● The problem
Restate, word for word, every line of the data.

───── Task inputs

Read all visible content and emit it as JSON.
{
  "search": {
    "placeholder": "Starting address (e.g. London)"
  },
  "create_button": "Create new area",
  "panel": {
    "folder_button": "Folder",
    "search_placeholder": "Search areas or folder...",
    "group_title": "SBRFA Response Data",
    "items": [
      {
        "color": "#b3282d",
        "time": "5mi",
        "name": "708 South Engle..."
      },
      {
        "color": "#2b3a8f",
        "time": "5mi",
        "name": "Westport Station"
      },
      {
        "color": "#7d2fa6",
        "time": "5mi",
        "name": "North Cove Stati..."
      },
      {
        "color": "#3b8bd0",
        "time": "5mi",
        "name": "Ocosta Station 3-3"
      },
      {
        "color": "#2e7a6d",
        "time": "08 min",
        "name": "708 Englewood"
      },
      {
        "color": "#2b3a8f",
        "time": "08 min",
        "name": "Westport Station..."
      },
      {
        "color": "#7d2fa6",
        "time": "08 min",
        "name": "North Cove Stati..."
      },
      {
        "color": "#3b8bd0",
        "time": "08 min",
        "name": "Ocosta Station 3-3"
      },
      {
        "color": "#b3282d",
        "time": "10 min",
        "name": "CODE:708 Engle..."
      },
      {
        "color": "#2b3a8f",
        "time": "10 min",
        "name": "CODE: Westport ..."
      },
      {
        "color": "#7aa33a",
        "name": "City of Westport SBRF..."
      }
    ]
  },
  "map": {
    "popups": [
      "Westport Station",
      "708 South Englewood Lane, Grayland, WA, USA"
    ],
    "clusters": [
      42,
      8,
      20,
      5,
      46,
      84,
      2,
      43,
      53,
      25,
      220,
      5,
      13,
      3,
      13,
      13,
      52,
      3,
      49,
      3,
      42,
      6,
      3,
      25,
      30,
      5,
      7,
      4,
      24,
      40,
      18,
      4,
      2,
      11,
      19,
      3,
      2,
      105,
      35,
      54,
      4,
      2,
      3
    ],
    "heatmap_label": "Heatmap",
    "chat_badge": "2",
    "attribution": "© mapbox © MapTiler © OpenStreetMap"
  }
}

──────────

● Solved problem
Read all visible content and emit it as JSON.
{
  "search": {
    "placeholder": "Starting address (e.g. London)"
  },
  "create_button": "Create new area",
  "panel": {
    "folder_button": "Folder",
    "search_placeholder": "Search areas or folder...",
    "group_title": "SBRFA Response Data",
    "items": [
      {
        "color": "#b3282d",
        "time": "5mi",
        "name": "708 South Engle..."
      },
      {
        "color": "#2b3a8f",
        "time": "5mi",
        "name": "Westport Station"
      },
      {
        "color": "#7d2fa6",
        "time": "5mi",
        "name": "North Cove Stati..."
      },
      {
        "color": "#3b8bd0",
        "time": "5mi",
        "name": "Ocosta Station 3-3"
      },
      {
        "color": "#2e7a6d",
        "time": "08 min",
        "name": "708 Englewood"
      },
      {
        "color": "#2b3a8f",
        "time": "08 min",
        "name": "Westport Station..."
      },
      {
        "color": "#7d2fa6",
        "time": "08 min",
        "name": "North Cove Stati..."
      },
      {
        "color": "#3b8bd0",
        "time": "08 min",
        "name": "Ocosta Station 3-3"
      },
      {
        "color": "#b3282d",
        "time": "10 min",
        "name": "CODE:708 Engle..."
      },
      {
        "color": "#2b3a8f",
        "time": "10 min",
        "name": "CODE: Westport ..."
      },
      {
        "color": "#7aa33a",
        "name": "City of Westport SBRF..."
      }
    ]
  },
  "map": {
    "popups": [
      "Westport Station",
      "708 South Englewood Lane, Grayland, WA, USA"
    ],
    "clusters": [
      42,
      8,
      20,
      5,
      46,
      84,
      2,
      43,
      53,
      25,
      220,
      5,
      13,
      3,
      13,
      13,
      52,
      3,
      49,
      3,
      42,
      6,
      3,
      25,
      30,
      5,
      7,
      4,
      24,
      40,
      18,
      4,
      2,
      11,
      19,
      3,
      2,
      105,
      35,
      54,
      4,
      2,
      3
    ],
    "heatmap_label": "Heatmap",
    "chat_badge": "2",
    "attribution": "© mapbox © MapTiler © OpenStreetMap"
  }
}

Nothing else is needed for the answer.